WORK TO DO:
Extract and list every line that contains the word "account".

---------- INPUT

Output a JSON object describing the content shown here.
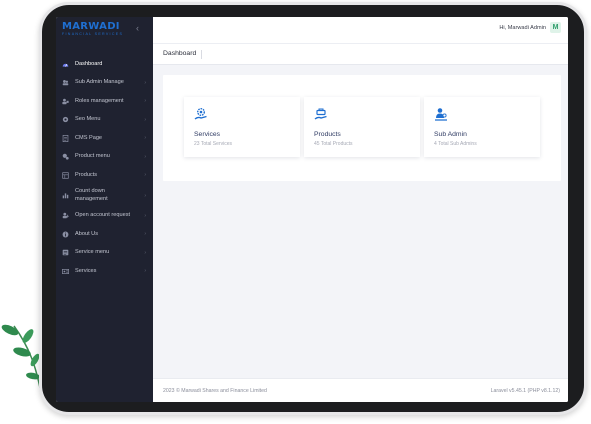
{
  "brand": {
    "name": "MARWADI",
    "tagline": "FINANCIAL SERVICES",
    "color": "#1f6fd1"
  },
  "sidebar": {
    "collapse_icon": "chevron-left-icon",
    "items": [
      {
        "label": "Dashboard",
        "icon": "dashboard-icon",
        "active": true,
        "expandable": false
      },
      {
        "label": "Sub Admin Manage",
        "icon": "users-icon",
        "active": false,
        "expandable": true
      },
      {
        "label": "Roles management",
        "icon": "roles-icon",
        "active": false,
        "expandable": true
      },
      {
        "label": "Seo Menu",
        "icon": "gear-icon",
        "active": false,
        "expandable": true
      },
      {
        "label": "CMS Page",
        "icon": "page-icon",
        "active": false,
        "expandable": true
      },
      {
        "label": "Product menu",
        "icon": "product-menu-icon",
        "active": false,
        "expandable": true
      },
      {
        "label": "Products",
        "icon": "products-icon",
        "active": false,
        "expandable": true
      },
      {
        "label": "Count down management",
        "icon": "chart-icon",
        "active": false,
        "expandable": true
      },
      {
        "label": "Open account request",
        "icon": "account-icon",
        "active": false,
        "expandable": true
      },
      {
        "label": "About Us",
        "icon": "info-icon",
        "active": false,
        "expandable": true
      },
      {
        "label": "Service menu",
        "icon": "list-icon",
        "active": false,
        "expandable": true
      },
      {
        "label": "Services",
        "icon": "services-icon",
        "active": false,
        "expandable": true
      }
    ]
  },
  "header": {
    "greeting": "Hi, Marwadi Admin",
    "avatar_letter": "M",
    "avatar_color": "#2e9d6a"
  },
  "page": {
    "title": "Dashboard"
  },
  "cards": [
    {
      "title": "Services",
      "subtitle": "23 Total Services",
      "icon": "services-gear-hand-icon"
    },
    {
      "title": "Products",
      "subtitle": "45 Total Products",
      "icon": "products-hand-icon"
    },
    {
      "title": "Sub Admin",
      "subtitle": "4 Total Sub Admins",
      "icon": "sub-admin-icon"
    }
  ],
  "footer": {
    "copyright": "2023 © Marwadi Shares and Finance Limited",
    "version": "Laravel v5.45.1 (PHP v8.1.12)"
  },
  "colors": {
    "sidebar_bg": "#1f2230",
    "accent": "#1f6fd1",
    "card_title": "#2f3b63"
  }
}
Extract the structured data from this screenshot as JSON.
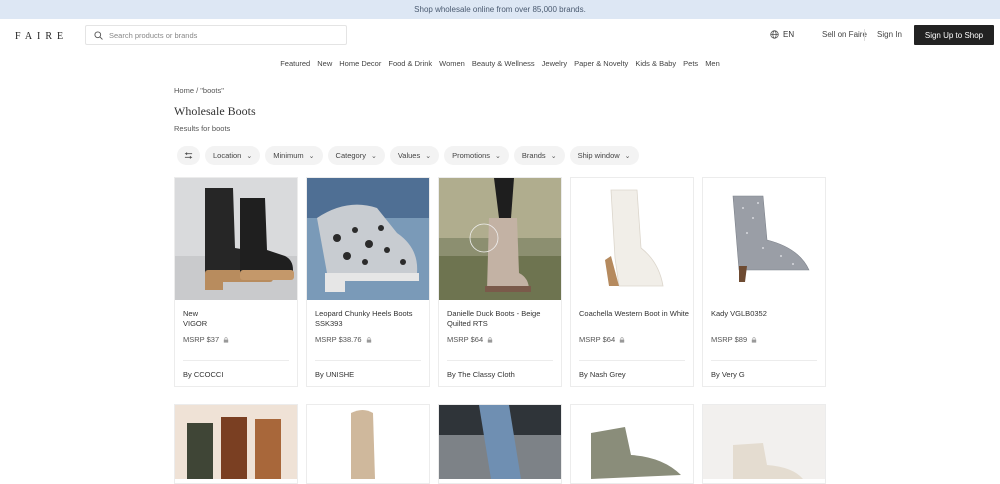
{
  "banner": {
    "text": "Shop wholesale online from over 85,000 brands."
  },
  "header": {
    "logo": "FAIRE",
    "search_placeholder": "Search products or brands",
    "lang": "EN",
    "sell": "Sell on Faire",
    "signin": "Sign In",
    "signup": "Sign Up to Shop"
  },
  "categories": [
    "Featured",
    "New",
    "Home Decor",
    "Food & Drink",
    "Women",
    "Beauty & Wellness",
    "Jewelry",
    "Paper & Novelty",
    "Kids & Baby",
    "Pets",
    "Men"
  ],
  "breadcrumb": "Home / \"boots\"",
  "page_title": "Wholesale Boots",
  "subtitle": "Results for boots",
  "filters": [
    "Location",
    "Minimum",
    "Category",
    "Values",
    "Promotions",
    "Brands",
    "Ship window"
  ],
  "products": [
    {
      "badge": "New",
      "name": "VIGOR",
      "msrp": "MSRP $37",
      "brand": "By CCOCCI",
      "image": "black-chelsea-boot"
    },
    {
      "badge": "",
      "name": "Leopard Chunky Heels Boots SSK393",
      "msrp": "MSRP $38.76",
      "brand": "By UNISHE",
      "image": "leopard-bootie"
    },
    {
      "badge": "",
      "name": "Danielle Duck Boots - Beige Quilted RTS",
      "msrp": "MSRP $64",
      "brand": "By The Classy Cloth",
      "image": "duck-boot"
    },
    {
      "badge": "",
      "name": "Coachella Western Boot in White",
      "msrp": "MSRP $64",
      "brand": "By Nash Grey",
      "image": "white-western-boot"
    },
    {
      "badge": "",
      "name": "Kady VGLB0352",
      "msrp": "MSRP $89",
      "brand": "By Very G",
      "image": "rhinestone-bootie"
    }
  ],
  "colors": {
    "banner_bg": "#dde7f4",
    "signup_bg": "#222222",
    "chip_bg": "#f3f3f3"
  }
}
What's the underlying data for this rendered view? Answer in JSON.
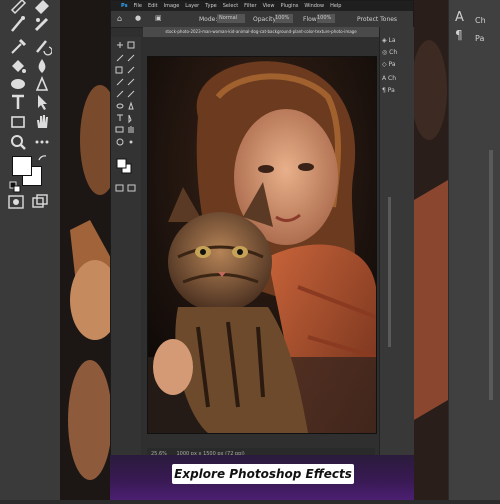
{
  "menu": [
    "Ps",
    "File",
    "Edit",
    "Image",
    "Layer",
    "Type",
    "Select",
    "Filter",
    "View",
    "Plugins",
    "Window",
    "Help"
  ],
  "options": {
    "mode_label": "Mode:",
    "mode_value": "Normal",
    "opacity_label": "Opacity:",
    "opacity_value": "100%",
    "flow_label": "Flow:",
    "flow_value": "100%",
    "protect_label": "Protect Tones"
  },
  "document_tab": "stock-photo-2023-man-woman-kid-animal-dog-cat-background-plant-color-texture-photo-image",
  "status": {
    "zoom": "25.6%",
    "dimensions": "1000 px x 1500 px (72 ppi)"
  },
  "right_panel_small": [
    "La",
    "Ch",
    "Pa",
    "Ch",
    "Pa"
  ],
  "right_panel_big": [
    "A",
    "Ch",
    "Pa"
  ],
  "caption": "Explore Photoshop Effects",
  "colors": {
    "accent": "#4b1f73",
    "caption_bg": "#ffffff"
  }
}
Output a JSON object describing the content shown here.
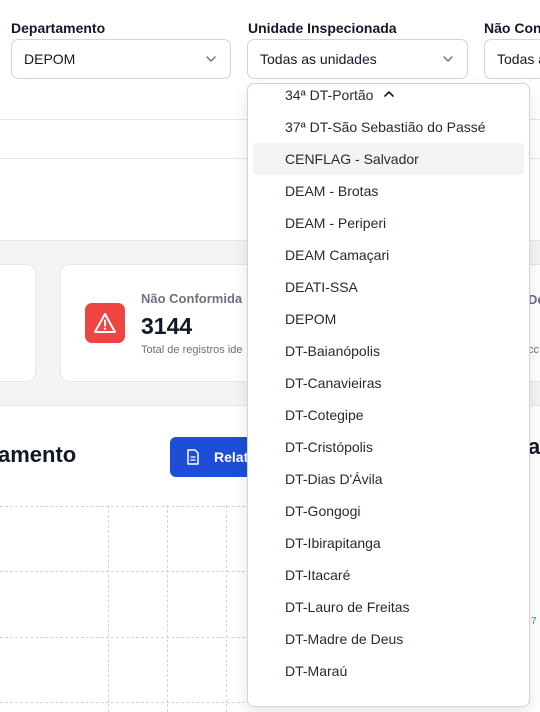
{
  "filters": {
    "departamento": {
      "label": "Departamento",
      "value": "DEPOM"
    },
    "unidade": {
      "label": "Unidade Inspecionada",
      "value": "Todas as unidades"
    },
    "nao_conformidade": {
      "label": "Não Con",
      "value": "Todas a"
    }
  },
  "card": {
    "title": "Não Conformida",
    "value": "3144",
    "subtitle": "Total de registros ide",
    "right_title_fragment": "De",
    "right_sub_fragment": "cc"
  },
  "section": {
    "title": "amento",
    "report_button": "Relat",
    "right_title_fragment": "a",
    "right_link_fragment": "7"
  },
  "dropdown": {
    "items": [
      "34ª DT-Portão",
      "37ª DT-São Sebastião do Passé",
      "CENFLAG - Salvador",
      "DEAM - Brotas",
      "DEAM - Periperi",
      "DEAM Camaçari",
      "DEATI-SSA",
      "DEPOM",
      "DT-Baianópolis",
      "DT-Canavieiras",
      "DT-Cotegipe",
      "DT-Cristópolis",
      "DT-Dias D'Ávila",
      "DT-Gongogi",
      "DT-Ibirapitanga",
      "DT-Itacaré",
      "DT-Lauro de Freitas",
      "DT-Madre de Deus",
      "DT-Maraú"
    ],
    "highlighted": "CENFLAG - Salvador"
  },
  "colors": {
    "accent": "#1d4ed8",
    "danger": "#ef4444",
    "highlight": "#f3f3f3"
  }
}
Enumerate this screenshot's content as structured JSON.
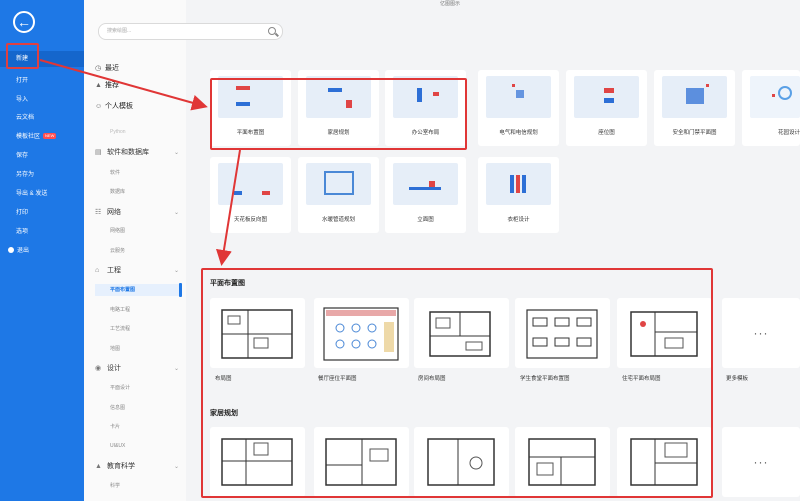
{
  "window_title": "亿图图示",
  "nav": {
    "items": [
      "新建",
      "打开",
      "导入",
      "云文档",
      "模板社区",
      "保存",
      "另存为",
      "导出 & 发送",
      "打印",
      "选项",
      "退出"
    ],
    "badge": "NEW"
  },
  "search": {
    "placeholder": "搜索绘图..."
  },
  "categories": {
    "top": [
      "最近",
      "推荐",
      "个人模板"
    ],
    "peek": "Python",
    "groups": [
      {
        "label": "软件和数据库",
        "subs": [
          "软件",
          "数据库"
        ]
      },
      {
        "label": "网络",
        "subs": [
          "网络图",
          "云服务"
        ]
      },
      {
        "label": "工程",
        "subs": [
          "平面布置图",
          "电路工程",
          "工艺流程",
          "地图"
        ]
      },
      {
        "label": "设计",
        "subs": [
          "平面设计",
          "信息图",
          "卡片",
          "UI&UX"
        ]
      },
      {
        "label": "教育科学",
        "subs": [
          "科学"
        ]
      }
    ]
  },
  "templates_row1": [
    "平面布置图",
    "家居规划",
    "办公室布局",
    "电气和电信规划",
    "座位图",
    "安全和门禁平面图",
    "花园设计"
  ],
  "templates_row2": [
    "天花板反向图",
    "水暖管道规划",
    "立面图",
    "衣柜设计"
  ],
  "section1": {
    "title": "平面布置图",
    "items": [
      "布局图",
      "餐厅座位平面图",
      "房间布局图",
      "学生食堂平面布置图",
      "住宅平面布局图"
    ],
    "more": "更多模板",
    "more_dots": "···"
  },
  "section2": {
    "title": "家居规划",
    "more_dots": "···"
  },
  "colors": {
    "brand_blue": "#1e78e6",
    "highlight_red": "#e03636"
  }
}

--------------------

TASK ANSWER:
        "label": "Open account request",
        "icon": "account-icon",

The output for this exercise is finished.